▶ **Exercise**: Set out each line from the following listing that includes the word "maléfices".

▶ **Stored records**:

┄┄┄┄┄┄┄┄┄┄┄┄┄┄┄┄┄┄┄┄

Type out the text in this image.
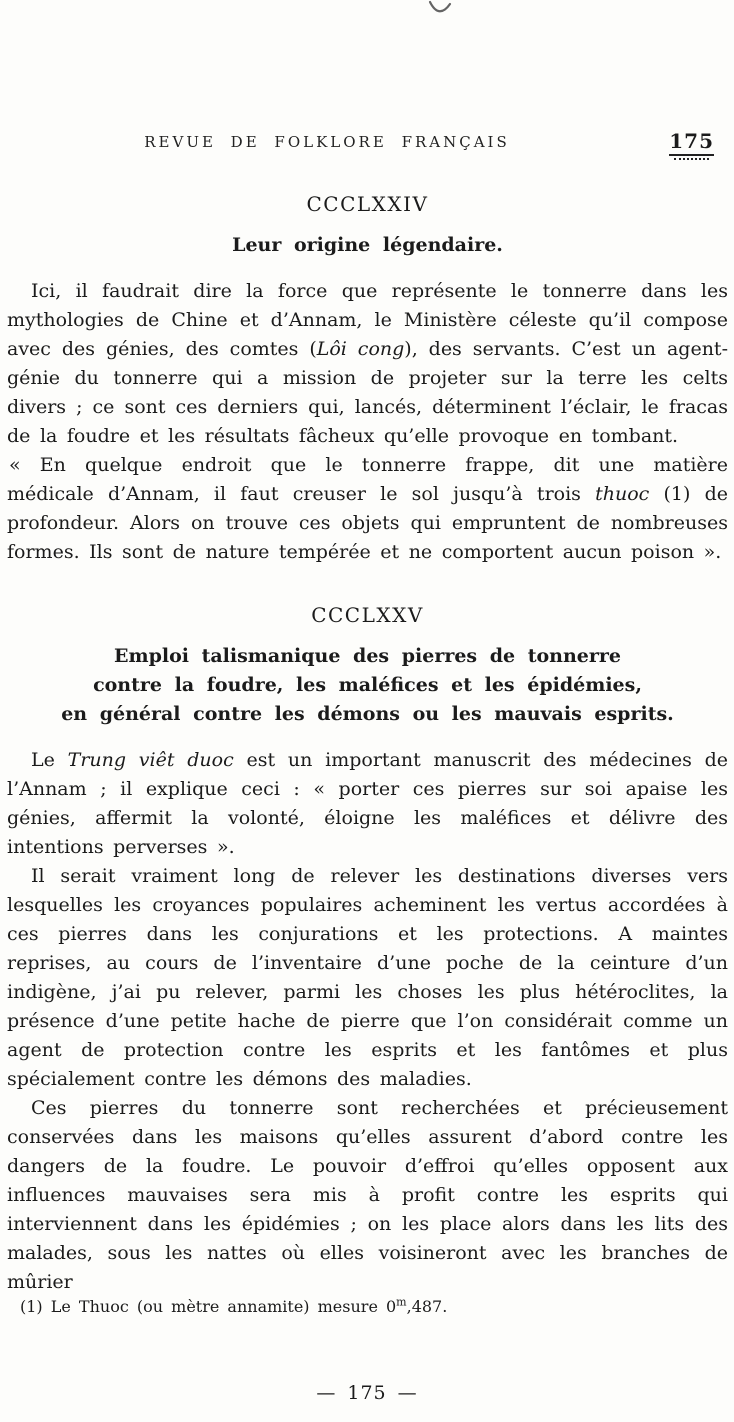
REVUE DE FOLKLORE FRANÇAIS	175
CCCLXXIV
Leur origine légendaire.

Ici, il faudrait dire la force que représente le tonnerre dans les mythologies de Chine et d’Annam, le Ministère céleste qu’il compose avec des génies, des comtes (Lôi cong), des servants. C’est un agent-génie du tonnerre qui a mission de projeter sur la terre les celts divers ; ce sont ces derniers qui, lancés, déterminent l’éclair, le fracas de la foudre et les résultats fâcheux qu’elle provoque en tombant.

« En quelque endroit que le tonnerre frappe, dit une matière médicale d’Annam, il faut creuser le sol jusqu’à trois thuoc (1) de profondeur. Alors on trouve ces objets qui empruntent de nombreuses formes. Ils sont de nature tempérée et ne comportent aucun poison ».

CCCLXXV
Emploi talismanique des pierres de tonnerre
contre la foudre, les maléfices et les épidémies,
en général contre les démons ou les mauvais esprits.

Le Trung viêt duoc est un important manuscrit des médecines de l’Annam ; il explique ceci : « porter ces pierres sur soi apaise les génies, affermit la volonté, éloigne les maléfices et délivre des intentions perverses ».

Il serait vraiment long de relever les destinations diverses vers lesquelles les croyances populaires acheminent les vertus accordées à ces pierres dans les conjurations et les protections. A maintes reprises, au cours de l’inventaire d’une poche de la ceinture d’un indigène, j’ai pu relever, parmi les choses les plus hétéroclites, la présence d’une petite hache de pierre que l’on considérait comme un agent de protection contre les esprits et les fantômes et plus spécialement contre les démons des maladies.

Ces pierres du tonnerre sont recherchées et précieusement conservées dans les maisons qu’elles assurent d’abord contre les dangers de la foudre. Le pouvoir d’effroi qu’elles opposent aux influences mauvaises sera mis à profit contre les esprits qui interviennent dans les épidémies ; on les place alors dans les lits des malades, sous les nattes où elles voisineront avec les branches de mûrier

(1) Le Thuoc (ou mètre annamite) mesure 0$^m$,487.
— 175 —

┄┄┄┄┄┄┄┄┄┄┄┄┄┄┄┄┄┄┄┄

▶ **Solution for this task**:
contre la foudre, les maléfices et les épidémies,
Le Trung viêt duoc est un important manuscrit des médecines de l’Annam ; il explique ceci : « porter ces pierres sur soi apaise les génies, affermit la volonté, éloigne les maléfices et délivre des intentions perverses ».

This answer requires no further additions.